All the records that follow need to be reproduced exactly. Omit the images.

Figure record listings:
◆ ◆ ◆ ◆ ◆

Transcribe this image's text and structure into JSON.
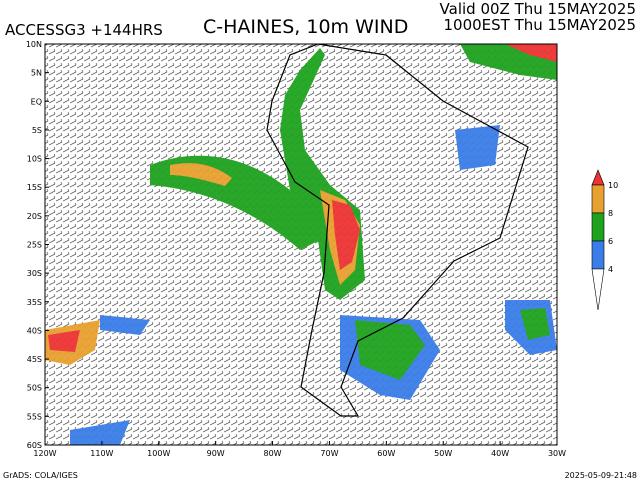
{
  "header": {
    "model": "ACCESSG3 +144HRS",
    "title": "C-HAINES, 10m WIND",
    "valid_utc": "Valid 00Z Thu 15MAY2025",
    "valid_local": "1000EST Thu 15MAY2025"
  },
  "axes": {
    "lat_labels": [
      "10N",
      "5N",
      "EQ",
      "5S",
      "10S",
      "15S",
      "20S",
      "25S",
      "30S",
      "35S",
      "40S",
      "45S",
      "50S",
      "55S",
      "60S"
    ],
    "lon_labels": [
      "120W",
      "110W",
      "100W",
      "90W",
      "80W",
      "70W",
      "60W",
      "50W",
      "40W",
      "30W"
    ]
  },
  "colorbar": {
    "labels": [
      "4",
      "6",
      "8",
      "10"
    ]
  },
  "footer": {
    "credit": "GrADS: COLA/IGES",
    "timestamp": "2025-05-09-21:48"
  }
}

◆ ◆ ◆ ◆ ◆

> Correct result
Transcribe this image's text and structure into JSON.
{
  "header": {
    "model": "ACCESSG3 +144HRS",
    "title": "C-HAINES, 10m WIND",
    "valid_utc": "Valid 00Z Thu 15MAY2025",
    "valid_local": "1000EST Thu 15MAY2025"
  },
  "axes": {
    "lat_labels": [
      "10N",
      "5N",
      "EQ",
      "5S",
      "10S",
      "15S",
      "20S",
      "25S",
      "30S",
      "35S",
      "40S",
      "45S",
      "50S",
      "55S",
      "60S"
    ],
    "lon_labels": [
      "120W",
      "110W",
      "100W",
      "90W",
      "80W",
      "70W",
      "60W",
      "50W",
      "40W",
      "30W"
    ]
  },
  "colorbar": {
    "labels": [
      "4",
      "6",
      "8",
      "10"
    ]
  },
  "footer": {
    "credit": "GrADS: COLA/IGES",
    "timestamp": "2025-05-09-21:48"
  }
}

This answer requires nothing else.